=== Given data ===

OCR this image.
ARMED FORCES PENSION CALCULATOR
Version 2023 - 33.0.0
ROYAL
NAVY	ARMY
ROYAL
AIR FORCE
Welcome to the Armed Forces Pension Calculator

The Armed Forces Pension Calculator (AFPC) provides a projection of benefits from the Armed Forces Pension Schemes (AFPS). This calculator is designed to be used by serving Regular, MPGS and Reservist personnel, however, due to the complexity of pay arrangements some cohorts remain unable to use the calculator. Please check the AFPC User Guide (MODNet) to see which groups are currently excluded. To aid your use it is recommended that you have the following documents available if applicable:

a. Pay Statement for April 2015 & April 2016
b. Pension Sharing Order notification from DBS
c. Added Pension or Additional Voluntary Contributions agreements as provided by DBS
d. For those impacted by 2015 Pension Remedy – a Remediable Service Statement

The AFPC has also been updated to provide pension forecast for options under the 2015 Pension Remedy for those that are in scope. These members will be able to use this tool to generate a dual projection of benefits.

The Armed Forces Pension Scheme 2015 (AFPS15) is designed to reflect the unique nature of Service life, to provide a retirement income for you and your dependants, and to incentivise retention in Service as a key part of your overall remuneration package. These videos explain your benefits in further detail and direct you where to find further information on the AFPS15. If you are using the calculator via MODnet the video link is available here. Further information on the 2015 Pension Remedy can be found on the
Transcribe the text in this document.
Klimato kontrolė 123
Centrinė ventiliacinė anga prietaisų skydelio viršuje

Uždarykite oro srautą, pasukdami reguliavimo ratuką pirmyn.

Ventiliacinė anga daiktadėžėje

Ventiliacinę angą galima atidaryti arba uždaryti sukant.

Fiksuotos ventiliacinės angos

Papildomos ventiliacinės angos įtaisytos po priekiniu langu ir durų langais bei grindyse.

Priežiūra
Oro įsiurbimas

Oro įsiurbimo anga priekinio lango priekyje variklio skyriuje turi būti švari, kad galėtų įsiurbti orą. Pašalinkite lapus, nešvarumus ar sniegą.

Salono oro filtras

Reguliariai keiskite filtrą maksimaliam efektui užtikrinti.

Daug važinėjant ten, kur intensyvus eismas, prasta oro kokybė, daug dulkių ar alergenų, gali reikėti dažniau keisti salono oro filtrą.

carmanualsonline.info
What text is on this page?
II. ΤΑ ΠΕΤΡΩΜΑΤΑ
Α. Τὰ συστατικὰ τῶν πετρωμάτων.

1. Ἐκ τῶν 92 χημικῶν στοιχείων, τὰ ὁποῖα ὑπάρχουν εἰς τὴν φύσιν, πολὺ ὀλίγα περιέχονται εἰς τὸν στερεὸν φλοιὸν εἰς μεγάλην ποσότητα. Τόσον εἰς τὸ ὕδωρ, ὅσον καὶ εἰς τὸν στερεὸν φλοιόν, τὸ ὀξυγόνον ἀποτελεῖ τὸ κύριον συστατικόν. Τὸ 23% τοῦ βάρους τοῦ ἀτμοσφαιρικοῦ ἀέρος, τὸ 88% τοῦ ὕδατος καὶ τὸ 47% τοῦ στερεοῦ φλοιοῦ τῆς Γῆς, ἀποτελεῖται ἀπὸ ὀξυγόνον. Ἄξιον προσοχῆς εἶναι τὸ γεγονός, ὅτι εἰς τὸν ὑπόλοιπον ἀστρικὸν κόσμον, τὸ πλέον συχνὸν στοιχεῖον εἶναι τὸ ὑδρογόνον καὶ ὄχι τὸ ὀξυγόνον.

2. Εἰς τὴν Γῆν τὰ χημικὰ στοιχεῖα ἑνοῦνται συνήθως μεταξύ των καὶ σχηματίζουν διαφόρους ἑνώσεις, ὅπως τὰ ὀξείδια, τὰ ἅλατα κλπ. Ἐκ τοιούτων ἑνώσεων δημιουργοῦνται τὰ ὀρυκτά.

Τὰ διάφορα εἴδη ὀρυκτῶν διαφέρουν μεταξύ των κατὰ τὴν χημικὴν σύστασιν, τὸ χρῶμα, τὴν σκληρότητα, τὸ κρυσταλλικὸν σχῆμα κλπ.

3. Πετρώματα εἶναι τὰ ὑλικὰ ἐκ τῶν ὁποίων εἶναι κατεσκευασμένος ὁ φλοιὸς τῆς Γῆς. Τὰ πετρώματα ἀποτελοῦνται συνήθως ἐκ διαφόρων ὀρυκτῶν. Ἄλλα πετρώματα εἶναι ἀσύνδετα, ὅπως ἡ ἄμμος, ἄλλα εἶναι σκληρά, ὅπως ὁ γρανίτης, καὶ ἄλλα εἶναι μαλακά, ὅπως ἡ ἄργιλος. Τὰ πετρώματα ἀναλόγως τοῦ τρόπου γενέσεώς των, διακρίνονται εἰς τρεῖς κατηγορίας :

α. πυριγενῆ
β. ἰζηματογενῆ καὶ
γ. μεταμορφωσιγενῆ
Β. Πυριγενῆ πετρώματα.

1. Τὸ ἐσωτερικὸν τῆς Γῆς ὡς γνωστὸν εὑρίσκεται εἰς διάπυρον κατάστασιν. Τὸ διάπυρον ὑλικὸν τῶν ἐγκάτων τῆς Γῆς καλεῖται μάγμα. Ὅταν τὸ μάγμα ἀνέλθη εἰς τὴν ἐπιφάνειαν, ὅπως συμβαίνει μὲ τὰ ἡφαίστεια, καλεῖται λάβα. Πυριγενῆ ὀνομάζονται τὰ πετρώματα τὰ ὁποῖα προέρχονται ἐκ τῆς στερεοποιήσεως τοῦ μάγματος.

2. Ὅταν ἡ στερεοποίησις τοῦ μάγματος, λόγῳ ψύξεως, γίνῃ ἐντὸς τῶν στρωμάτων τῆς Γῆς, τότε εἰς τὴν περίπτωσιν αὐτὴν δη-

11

===

To do | Look through the data above. Each line containing the word "Service" needs to be copied.

Result of this task |
d. For those impacted by 2015 Pension Remedy – a Remediable Service Statement
The Armed Forces Pension Scheme 2015 (AFPS15) is designed to reflect the unique nature of Service life, to provide a retirement income for you and your dependants, and to incentivise retention in Service as a key part of your overall remuneration package. These videos explain your benefits in further detail and direct you where to find further information on the AFPS15. If you are using the calculator via MODnet the video link is available here. Further information on the 2015 Pension Remedy can be found on the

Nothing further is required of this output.